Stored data
-------
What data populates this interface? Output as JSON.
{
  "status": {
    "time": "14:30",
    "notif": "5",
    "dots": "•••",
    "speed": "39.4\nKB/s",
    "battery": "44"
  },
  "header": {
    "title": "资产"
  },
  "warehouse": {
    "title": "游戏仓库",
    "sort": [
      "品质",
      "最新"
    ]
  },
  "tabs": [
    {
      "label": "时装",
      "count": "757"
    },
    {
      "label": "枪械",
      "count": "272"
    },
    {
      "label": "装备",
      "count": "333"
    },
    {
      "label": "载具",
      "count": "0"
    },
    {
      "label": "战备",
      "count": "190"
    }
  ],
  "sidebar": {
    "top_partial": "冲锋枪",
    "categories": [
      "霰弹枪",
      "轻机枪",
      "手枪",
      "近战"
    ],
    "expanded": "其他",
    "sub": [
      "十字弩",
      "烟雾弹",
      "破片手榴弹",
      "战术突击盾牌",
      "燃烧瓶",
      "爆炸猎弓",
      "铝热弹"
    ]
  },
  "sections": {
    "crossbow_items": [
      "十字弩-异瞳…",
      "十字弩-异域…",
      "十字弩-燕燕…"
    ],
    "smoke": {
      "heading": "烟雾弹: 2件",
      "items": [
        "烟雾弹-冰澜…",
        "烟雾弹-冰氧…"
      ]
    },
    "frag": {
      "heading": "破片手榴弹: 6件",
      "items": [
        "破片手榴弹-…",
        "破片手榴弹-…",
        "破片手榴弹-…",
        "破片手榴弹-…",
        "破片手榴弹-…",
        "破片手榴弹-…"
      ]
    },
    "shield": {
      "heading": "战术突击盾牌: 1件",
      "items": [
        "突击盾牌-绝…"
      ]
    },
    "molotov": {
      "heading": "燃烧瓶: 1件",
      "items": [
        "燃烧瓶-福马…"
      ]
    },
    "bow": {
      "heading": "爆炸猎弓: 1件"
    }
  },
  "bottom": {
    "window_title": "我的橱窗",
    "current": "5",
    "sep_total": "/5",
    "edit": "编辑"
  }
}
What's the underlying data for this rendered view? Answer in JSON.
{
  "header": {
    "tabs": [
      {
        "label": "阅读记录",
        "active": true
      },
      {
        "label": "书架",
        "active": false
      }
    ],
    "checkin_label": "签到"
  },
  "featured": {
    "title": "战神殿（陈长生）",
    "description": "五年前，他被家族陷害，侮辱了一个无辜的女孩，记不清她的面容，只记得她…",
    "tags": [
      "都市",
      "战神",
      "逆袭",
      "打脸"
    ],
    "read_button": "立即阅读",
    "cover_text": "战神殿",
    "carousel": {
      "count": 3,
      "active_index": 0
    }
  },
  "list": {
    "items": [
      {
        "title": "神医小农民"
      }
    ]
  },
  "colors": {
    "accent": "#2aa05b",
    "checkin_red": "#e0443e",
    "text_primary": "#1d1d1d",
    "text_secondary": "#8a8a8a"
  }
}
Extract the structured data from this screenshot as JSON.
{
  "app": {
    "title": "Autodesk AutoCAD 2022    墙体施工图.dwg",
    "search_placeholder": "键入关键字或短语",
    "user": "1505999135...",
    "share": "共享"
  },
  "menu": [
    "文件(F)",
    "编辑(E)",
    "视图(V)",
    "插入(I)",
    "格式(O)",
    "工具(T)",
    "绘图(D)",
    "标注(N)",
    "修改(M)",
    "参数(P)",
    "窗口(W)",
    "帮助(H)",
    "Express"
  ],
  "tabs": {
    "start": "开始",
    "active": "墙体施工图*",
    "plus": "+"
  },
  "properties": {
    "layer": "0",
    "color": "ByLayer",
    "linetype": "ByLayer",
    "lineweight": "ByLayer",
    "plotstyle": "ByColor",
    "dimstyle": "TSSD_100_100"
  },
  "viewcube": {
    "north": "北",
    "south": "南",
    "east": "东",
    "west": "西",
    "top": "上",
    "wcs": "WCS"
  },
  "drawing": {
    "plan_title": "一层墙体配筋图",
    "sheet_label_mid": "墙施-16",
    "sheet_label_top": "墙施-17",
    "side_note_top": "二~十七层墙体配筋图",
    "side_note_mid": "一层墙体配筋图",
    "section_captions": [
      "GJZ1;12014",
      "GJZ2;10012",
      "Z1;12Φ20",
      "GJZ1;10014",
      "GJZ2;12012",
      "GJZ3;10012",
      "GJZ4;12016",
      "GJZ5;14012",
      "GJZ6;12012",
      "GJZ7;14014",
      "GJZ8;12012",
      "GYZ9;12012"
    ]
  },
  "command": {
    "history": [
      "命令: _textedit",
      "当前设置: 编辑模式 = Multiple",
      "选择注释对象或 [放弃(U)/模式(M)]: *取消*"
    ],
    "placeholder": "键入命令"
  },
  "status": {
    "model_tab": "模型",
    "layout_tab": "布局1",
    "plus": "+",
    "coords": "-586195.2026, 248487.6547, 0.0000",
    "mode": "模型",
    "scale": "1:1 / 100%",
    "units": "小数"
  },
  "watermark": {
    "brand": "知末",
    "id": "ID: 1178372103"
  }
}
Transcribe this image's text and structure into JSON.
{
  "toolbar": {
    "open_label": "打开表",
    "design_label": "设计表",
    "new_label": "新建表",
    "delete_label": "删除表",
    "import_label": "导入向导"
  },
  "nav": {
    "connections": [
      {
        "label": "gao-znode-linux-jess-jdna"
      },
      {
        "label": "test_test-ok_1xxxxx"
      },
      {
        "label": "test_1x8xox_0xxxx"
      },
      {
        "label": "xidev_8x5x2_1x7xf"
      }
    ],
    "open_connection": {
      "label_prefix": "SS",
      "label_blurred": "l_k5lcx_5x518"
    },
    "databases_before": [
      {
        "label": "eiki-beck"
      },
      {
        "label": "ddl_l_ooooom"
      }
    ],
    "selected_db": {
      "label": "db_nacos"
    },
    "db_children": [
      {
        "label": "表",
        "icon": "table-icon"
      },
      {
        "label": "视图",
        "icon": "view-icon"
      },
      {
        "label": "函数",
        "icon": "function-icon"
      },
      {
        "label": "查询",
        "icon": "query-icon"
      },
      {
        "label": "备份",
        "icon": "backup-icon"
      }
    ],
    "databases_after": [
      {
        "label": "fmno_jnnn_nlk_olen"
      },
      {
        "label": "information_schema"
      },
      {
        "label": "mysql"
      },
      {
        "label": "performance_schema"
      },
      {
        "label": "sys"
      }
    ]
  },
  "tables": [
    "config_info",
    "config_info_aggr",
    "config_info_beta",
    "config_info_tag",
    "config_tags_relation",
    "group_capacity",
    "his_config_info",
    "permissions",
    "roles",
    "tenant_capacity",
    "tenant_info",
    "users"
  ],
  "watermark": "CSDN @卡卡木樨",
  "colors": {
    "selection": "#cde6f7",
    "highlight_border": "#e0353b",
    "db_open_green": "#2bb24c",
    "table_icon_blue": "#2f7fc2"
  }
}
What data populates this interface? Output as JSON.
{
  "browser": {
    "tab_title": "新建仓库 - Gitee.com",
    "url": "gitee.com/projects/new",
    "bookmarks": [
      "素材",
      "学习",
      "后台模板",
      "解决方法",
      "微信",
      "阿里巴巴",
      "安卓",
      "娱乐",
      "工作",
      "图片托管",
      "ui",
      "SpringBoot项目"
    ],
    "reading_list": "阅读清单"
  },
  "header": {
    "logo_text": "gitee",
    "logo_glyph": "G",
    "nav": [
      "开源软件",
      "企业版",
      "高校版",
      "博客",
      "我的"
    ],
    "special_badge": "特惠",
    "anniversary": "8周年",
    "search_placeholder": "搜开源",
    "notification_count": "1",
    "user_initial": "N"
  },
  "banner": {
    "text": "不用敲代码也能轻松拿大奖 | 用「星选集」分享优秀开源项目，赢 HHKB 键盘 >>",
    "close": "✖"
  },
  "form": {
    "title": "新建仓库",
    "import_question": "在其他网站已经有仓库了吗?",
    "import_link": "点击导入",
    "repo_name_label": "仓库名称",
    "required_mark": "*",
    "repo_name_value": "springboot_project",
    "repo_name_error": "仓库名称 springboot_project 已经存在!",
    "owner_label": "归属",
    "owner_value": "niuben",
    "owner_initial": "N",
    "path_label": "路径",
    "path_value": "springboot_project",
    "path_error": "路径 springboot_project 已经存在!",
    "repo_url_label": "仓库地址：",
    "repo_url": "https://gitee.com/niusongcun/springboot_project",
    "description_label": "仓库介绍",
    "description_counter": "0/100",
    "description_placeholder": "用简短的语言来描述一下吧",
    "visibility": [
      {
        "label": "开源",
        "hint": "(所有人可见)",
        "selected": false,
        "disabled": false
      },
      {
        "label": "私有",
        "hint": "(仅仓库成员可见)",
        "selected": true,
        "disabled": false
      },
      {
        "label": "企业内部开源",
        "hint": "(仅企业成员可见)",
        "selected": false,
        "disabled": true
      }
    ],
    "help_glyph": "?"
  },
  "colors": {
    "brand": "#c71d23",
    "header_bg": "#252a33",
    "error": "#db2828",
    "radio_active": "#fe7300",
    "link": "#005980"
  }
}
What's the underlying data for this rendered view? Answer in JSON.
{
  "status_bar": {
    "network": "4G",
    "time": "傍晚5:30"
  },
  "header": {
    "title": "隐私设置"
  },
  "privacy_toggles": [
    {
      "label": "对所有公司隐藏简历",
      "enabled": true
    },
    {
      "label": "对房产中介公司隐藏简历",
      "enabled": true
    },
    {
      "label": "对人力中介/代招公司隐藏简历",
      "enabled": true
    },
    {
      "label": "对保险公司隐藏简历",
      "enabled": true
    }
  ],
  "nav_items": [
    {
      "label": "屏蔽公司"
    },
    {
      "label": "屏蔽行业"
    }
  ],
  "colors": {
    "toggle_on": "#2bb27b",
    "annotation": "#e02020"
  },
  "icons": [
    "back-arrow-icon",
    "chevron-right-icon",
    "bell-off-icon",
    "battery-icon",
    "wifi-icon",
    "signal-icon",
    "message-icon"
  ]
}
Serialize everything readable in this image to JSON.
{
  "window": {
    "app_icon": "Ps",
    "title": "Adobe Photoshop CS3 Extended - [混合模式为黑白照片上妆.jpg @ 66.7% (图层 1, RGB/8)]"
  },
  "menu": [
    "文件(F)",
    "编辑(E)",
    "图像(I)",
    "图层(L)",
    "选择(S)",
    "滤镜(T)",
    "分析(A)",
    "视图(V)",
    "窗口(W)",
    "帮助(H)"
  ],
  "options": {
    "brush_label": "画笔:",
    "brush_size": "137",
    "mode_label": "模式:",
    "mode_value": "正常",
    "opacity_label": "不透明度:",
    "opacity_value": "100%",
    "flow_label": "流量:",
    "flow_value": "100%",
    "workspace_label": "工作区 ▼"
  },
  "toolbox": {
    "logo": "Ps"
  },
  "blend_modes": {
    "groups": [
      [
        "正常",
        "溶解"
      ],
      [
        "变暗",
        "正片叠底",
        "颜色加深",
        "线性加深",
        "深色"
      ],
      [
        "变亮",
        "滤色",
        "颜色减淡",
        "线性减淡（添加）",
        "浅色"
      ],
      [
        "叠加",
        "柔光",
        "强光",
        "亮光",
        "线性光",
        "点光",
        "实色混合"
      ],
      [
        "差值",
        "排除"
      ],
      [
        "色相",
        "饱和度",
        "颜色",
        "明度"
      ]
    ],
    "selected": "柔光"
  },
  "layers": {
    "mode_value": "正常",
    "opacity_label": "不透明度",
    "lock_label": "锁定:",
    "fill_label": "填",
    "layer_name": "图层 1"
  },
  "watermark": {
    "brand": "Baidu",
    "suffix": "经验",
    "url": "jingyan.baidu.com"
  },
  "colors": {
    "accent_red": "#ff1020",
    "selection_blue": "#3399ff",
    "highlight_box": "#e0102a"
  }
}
-------
__YOUR INSTRUCTIONS__. Read the entries and select each line where the word "不透明度" is found.

__ANSWER FOR THIS EXERCISE__.
    "opacity_label": "不透明度:",
    "opacity_label": "不透明度",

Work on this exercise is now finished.